• Material provided
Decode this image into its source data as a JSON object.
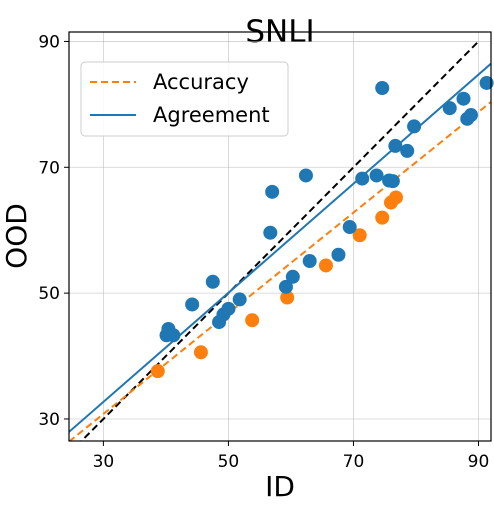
{
  "chart_data": {
    "type": "scatter",
    "title": "SNLI",
    "xlabel": "ID",
    "ylabel": "OOD",
    "x_ticks": [
      30,
      50,
      70,
      90
    ],
    "y_ticks": [
      30,
      50,
      70,
      90
    ],
    "xlim": [
      24.5,
      92
    ],
    "ylim": [
      26.5,
      91.5
    ],
    "grid": true,
    "legend_position": "top-left",
    "series": [
      {
        "name": "Accuracy",
        "color": "#ff7f0e",
        "style": "dashed",
        "fit": {
          "slope": 0.8,
          "intercept": 6.8
        },
        "points": [
          {
            "x": 38.7,
            "y": 37.6
          },
          {
            "x": 45.6,
            "y": 40.6
          },
          {
            "x": 53.8,
            "y": 45.7
          },
          {
            "x": 59.4,
            "y": 49.3
          },
          {
            "x": 65.6,
            "y": 54.4
          },
          {
            "x": 71.0,
            "y": 59.2
          },
          {
            "x": 74.6,
            "y": 62.0
          },
          {
            "x": 76.0,
            "y": 64.4
          },
          {
            "x": 76.8,
            "y": 65.2
          }
        ]
      },
      {
        "name": "Agreement",
        "color": "#1f77b4",
        "style": "solid",
        "fit": {
          "slope": 0.867,
          "intercept": 6.7
        },
        "points": [
          {
            "x": 40.1,
            "y": 43.3
          },
          {
            "x": 40.4,
            "y": 44.3
          },
          {
            "x": 41.2,
            "y": 43.3
          },
          {
            "x": 44.2,
            "y": 48.2
          },
          {
            "x": 47.5,
            "y": 51.8
          },
          {
            "x": 48.5,
            "y": 45.4
          },
          {
            "x": 49.2,
            "y": 46.6
          },
          {
            "x": 50.0,
            "y": 47.5
          },
          {
            "x": 51.8,
            "y": 49.0
          },
          {
            "x": 56.7,
            "y": 59.6
          },
          {
            "x": 57.0,
            "y": 66.1
          },
          {
            "x": 59.2,
            "y": 51.0
          },
          {
            "x": 60.3,
            "y": 52.6
          },
          {
            "x": 62.4,
            "y": 68.7
          },
          {
            "x": 63.0,
            "y": 55.1
          },
          {
            "x": 67.6,
            "y": 56.1
          },
          {
            "x": 69.4,
            "y": 60.5
          },
          {
            "x": 71.4,
            "y": 68.2
          },
          {
            "x": 73.7,
            "y": 68.7
          },
          {
            "x": 74.6,
            "y": 82.6
          },
          {
            "x": 75.7,
            "y": 67.9
          },
          {
            "x": 76.3,
            "y": 67.8
          },
          {
            "x": 76.7,
            "y": 73.4
          },
          {
            "x": 78.6,
            "y": 72.6
          },
          {
            "x": 79.7,
            "y": 76.5
          },
          {
            "x": 85.4,
            "y": 79.4
          },
          {
            "x": 87.6,
            "y": 80.9
          },
          {
            "x": 88.2,
            "y": 77.7
          },
          {
            "x": 88.8,
            "y": 78.3
          },
          {
            "x": 91.3,
            "y": 83.4
          }
        ]
      }
    ],
    "reference_line": {
      "style": "dashed",
      "color": "#000000",
      "slope": 1,
      "intercept": 0
    }
  }
}
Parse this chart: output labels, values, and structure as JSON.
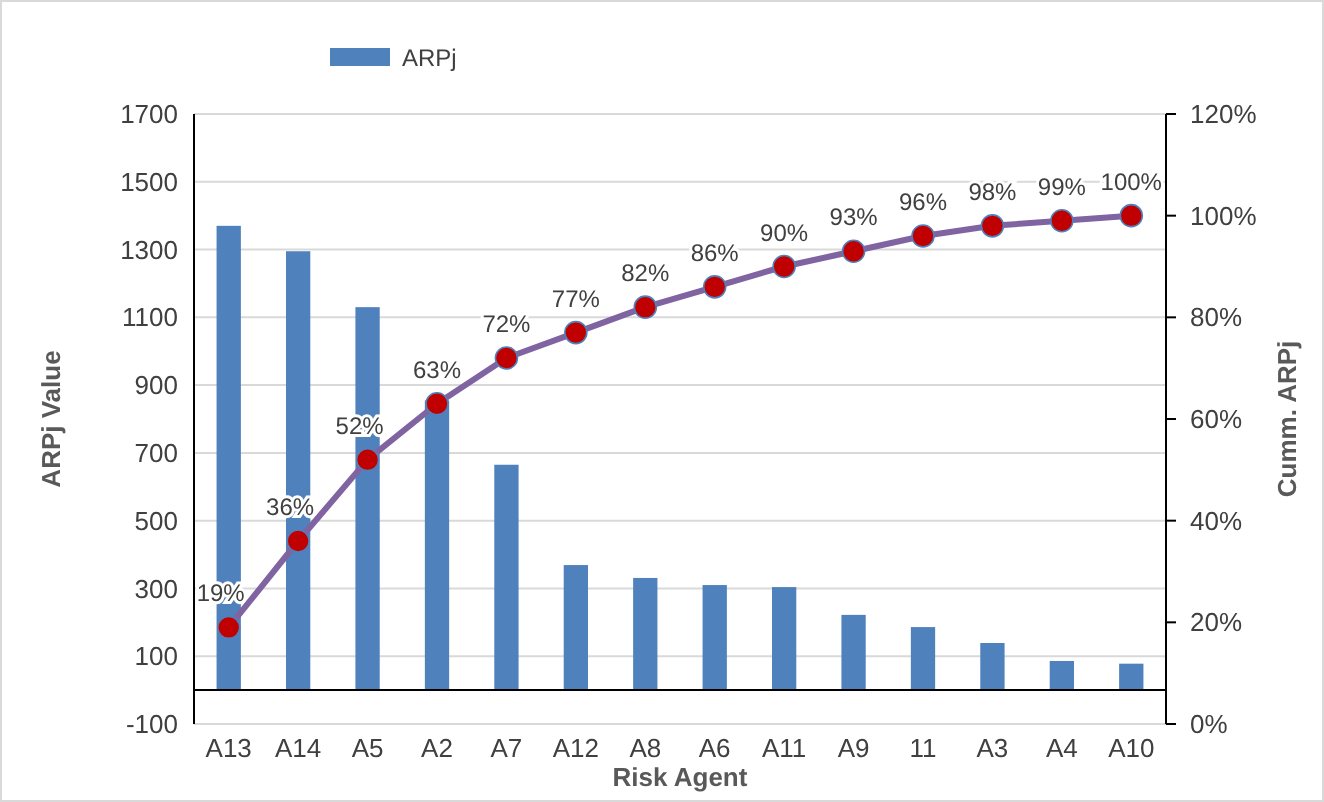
{
  "chart_data": {
    "type": "bar",
    "xlabel": "Risk Agent",
    "ylabel": "ARPj Value",
    "y2label": "Cumm. ARPj",
    "categories": [
      "A13",
      "A14",
      "A5",
      "A2",
      "A7",
      "A12",
      "A8",
      "A6",
      "A11",
      "A9",
      "11",
      "A3",
      "A4",
      "A10"
    ],
    "series": [
      {
        "name": "ARPj",
        "color": "#4f81bd",
        "values": [
          1370,
          1295,
          1130,
          855,
          665,
          369,
          331,
          310,
          304,
          222,
          186,
          139,
          86,
          78
        ]
      },
      {
        "type": "line",
        "axis": "y2",
        "color": "#8064a2",
        "marker": "circle",
        "values": [
          19,
          36,
          52,
          63,
          72,
          77,
          82,
          86,
          90,
          93,
          96,
          98,
          99,
          100
        ],
        "value_labels": [
          "19%",
          "36%",
          "52%",
          "63%",
          "72%",
          "77%",
          "82%",
          "86%",
          "90%",
          "93%",
          "96%",
          "98%",
          "99%",
          "100%"
        ]
      }
    ],
    "ylim": [
      -100,
      1700
    ],
    "yticks": [
      -100,
      100,
      300,
      500,
      700,
      900,
      1100,
      1300,
      1500,
      1700
    ],
    "y2lim": [
      0,
      120
    ],
    "y2ticks": [
      {
        "value": 0,
        "label": "0%"
      },
      {
        "value": 20,
        "label": "20%"
      },
      {
        "value": 40,
        "label": "40%"
      },
      {
        "value": 60,
        "label": "60%"
      },
      {
        "value": 80,
        "label": "80%"
      },
      {
        "value": 100,
        "label": "100%"
      },
      {
        "value": 120,
        "label": "120%"
      }
    ],
    "grid": "y",
    "legend": "top left"
  }
}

• Your objective
From the line containing "Parse this chart: output" down to the final line of the listing above, write out only those lines exactly as they are, minus the pictures.

• Response to the exercise
Parse this chart: output labels, values, and structure as JSON.
{
  "chart_data": {
    "type": "bar",
    "xlabel": "Risk Agent",
    "ylabel": "ARPj Value",
    "y2label": "Cumm. ARPj",
    "categories": [
      "A13",
      "A14",
      "A5",
      "A2",
      "A7",
      "A12",
      "A8",
      "A6",
      "A11",
      "A9",
      "11",
      "A3",
      "A4",
      "A10"
    ],
    "series": [
      {
        "name": "ARPj",
        "color": "#4f81bd",
        "values": [
          1370,
          1295,
          1130,
          855,
          665,
          369,
          331,
          310,
          304,
          222,
          186,
          139,
          86,
          78
        ]
      },
      {
        "type": "line",
        "axis": "y2",
        "color": "#8064a2",
        "marker": "circle",
        "values": [
          19,
          36,
          52,
          63,
          72,
          77,
          82,
          86,
          90,
          93,
          96,
          98,
          99,
          100
        ],
        "value_labels": [
          "19%",
          "36%",
          "52%",
          "63%",
          "72%",
          "77%",
          "82%",
          "86%",
          "90%",
          "93%",
          "96%",
          "98%",
          "99%",
          "100%"
        ]
      }
    ],
    "ylim": [
      -100,
      1700
    ],
    "yticks": [
      -100,
      100,
      300,
      500,
      700,
      900,
      1100,
      1300,
      1500,
      1700
    ],
    "y2lim": [
      0,
      120
    ],
    "y2ticks": [
      {
        "value": 0,
        "label": "0%"
      },
      {
        "value": 20,
        "label": "20%"
      },
      {
        "value": 40,
        "label": "40%"
      },
      {
        "value": 60,
        "label": "60%"
      },
      {
        "value": 80,
        "label": "80%"
      },
      {
        "value": 100,
        "label": "100%"
      },
      {
        "value": 120,
        "label": "120%"
      }
    ],
    "grid": "y",
    "legend": "top left"
  }
}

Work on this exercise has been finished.